*Directions*
Pull every "государственной" line out of the data below.
******************************
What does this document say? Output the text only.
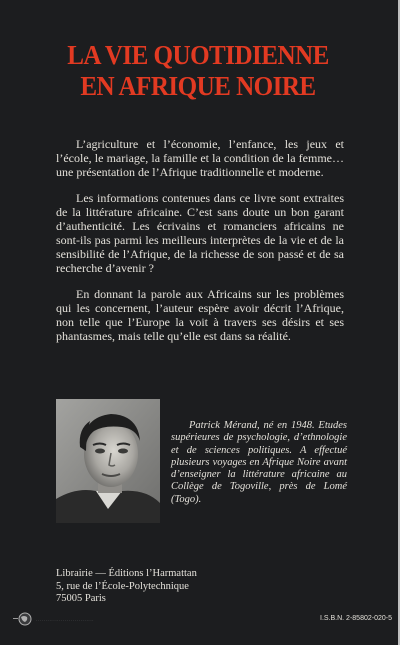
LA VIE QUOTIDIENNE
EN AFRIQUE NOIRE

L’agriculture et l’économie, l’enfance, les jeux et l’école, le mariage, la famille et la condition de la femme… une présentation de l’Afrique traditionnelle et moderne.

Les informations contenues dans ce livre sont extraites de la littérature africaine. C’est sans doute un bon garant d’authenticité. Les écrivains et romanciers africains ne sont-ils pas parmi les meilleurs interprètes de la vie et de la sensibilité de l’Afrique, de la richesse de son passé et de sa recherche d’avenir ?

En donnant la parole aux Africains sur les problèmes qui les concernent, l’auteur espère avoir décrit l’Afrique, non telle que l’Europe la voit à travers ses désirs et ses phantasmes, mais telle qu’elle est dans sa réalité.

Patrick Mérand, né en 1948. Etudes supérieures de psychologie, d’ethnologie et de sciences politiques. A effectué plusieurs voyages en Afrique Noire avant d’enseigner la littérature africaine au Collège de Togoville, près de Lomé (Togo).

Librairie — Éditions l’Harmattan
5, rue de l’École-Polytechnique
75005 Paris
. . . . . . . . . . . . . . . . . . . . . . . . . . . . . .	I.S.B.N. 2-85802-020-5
******************************
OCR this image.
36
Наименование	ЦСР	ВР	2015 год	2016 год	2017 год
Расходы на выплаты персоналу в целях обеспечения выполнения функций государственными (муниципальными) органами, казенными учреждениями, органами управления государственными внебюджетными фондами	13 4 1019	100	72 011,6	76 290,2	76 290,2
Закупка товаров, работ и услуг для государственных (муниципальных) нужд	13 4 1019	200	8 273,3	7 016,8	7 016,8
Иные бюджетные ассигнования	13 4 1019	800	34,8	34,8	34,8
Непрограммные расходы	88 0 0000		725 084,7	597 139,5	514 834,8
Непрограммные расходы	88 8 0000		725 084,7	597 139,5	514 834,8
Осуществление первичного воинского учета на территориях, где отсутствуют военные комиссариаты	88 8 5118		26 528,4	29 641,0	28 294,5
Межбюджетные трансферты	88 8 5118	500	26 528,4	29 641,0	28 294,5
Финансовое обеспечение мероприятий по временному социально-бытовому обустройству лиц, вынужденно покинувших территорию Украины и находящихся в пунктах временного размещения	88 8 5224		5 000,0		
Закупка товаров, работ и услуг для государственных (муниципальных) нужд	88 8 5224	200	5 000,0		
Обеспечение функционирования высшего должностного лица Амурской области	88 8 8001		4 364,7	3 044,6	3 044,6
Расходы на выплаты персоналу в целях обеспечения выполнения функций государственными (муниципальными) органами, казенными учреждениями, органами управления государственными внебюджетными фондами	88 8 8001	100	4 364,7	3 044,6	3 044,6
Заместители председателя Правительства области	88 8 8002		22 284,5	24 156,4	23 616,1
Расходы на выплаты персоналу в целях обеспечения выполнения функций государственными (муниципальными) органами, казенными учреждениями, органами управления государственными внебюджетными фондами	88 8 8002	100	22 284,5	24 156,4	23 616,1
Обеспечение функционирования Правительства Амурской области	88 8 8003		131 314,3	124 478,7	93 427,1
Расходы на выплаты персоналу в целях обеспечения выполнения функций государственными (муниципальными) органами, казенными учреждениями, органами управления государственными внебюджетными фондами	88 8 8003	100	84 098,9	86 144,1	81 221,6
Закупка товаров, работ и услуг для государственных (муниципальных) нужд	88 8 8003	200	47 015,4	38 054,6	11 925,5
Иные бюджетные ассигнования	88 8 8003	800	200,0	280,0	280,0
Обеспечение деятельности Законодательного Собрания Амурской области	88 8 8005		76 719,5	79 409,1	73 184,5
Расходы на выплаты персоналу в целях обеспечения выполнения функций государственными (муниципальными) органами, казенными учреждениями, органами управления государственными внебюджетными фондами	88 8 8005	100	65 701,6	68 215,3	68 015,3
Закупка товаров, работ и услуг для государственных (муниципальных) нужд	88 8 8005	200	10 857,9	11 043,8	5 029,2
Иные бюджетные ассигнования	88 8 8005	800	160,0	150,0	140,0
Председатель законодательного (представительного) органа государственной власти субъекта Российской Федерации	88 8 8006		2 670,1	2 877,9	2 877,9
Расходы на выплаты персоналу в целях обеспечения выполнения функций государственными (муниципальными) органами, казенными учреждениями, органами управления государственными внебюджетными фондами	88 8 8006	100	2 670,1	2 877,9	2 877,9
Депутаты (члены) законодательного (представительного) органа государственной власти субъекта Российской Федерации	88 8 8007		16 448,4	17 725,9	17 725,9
******************************
*Complete response*
Председатель законодательного (представительного) органа государственной власти субъекта Российской Федерации	88 8 8006		2 670,1	2 877,9	2 877,9
Депутаты (члены) законодательного (представительного) органа государственной власти субъекта Российской Федерации	88 8 8007		16 448,4	17 725,9	17 725,9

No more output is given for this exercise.